**Written instruction**
Without altering anything, repeat each of the records.
-- BEGIN Exercise material --
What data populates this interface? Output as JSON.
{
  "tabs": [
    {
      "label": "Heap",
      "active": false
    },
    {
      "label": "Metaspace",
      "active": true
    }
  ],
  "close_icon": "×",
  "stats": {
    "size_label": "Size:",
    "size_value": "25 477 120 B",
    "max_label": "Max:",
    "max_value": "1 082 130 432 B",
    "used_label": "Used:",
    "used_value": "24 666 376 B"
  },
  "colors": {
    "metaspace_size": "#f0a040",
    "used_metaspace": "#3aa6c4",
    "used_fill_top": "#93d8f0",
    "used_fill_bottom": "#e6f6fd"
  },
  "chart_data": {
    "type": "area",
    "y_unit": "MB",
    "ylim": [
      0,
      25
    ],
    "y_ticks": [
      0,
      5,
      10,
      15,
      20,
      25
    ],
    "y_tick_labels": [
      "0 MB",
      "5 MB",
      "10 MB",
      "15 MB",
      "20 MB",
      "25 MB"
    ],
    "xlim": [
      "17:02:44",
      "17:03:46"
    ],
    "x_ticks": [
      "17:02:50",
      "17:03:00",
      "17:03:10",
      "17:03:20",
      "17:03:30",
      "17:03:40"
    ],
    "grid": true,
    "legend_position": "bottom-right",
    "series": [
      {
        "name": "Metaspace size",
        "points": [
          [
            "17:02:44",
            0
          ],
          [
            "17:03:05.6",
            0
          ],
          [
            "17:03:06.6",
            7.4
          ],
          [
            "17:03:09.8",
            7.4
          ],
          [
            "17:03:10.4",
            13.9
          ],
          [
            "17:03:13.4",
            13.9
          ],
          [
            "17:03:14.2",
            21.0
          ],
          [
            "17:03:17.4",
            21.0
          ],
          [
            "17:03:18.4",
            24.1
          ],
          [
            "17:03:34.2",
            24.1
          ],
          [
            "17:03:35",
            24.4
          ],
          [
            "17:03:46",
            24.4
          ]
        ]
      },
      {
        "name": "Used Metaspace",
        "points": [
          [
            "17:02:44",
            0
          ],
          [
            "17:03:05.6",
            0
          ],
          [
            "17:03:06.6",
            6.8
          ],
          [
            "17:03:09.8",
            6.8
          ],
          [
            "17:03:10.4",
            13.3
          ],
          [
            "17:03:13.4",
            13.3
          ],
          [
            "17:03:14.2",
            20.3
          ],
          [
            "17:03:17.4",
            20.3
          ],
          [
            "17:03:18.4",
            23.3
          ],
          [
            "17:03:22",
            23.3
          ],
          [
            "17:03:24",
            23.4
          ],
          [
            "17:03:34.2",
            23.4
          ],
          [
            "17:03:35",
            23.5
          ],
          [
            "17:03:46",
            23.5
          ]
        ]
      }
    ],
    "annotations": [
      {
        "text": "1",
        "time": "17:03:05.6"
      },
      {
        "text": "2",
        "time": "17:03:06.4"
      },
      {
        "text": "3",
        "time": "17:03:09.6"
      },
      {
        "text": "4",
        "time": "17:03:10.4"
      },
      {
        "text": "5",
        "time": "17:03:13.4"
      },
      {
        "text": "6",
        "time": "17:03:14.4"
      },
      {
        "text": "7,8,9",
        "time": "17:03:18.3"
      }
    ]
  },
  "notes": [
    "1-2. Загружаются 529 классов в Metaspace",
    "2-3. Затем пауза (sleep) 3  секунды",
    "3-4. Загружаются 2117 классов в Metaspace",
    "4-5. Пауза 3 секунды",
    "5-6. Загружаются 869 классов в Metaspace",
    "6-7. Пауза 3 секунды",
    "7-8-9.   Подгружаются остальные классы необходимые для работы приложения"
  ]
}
-- END Exercise material --
**Solution to the problem**
What data populates this interface? Output as JSON.
{
  "tabs": [
    {
      "label": "Heap",
      "active": false
    },
    {
      "label": "Metaspace",
      "active": true
    }
  ],
  "close_icon": "×",
  "stats": {
    "size_label": "Size:",
    "size_value": "25 477 120 B",
    "max_label": "Max:",
    "max_value": "1 082 130 432 B",
    "used_label": "Used:",
    "used_value": "24 666 376 B"
  },
  "colors": {
    "metaspace_size": "#f0a040",
    "used_metaspace": "#3aa6c4",
    "used_fill_top": "#93d8f0",
    "used_fill_bottom": "#e6f6fd"
  },
  "chart_data": {
    "type": "area",
    "y_unit": "MB",
    "ylim": [
      0,
      25
    ],
    "y_ticks": [
      0,
      5,
      10,
      15,
      20,
      25
    ],
    "y_tick_labels": [
      "0 MB",
      "5 MB",
      "10 MB",
      "15 MB",
      "20 MB",
      "25 MB"
    ],
    "xlim": [
      "17:02:44",
      "17:03:46"
    ],
    "x_ticks": [
      "17:02:50",
      "17:03:00",
      "17:03:10",
      "17:03:20",
      "17:03:30",
      "17:03:40"
    ],
    "grid": true,
    "legend_position": "bottom-right",
    "series": [
      {
        "name": "Metaspace size",
        "points": [
          [
            "17:02:44",
            0
          ],
          [
            "17:03:05.6",
            0
          ],
          [
            "17:03:06.6",
            7.4
          ],
          [
            "17:03:09.8",
            7.4
          ],
          [
            "17:03:10.4",
            13.9
          ],
          [
            "17:03:13.4",
            13.9
          ],
          [
            "17:03:14.2",
            21.0
          ],
          [
            "17:03:17.4",
            21.0
          ],
          [
            "17:03:18.4",
            24.1
          ],
          [
            "17:03:34.2",
            24.1
          ],
          [
            "17:03:35",
            24.4
          ],
          [
            "17:03:46",
            24.4
          ]
        ]
      },
      {
        "name": "Used Metaspace",
        "points": [
          [
            "17:02:44",
            0
          ],
          [
            "17:03:05.6",
            0
          ],
          [
            "17:03:06.6",
            6.8
          ],
          [
            "17:03:09.8",
            6.8
          ],
          [
            "17:03:10.4",
            13.3
          ],
          [
            "17:03:13.4",
            13.3
          ],
          [
            "17:03:14.2",
            20.3
          ],
          [
            "17:03:17.4",
            20.3
          ],
          [
            "17:03:18.4",
            23.3
          ],
          [
            "17:03:22",
            23.3
          ],
          [
            "17:03:24",
            23.4
          ],
          [
            "17:03:34.2",
            23.4
          ],
          [
            "17:03:35",
            23.5
          ],
          [
            "17:03:46",
            23.5
          ]
        ]
      }
    ],
    "annotations": [
      {
        "text": "1",
        "time": "17:03:05.6"
      },
      {
        "text": "2",
        "time": "17:03:06.4"
      },
      {
        "text": "3",
        "time": "17:03:09.6"
      },
      {
        "text": "4",
        "time": "17:03:10.4"
      },
      {
        "text": "5",
        "time": "17:03:13.4"
      },
      {
        "text": "6",
        "time": "17:03:14.4"
      },
      {
        "text": "7,8,9",
        "time": "17:03:18.3"
      }
    ]
  },
  "notes": [
    "1-2. Загружаются 529 классов в Metaspace",
    "2-3. Затем пауза (sleep) 3  секунды",
    "3-4. Загружаются 2117 классов в Metaspace",
    "4-5. Пауза 3 секунды",
    "5-6. Загружаются 869 классов в Metaspace",
    "6-7. Пауза 3 секунды",
    "7-8-9.   Подгружаются остальные классы необходимые для работы приложения"
  ]
}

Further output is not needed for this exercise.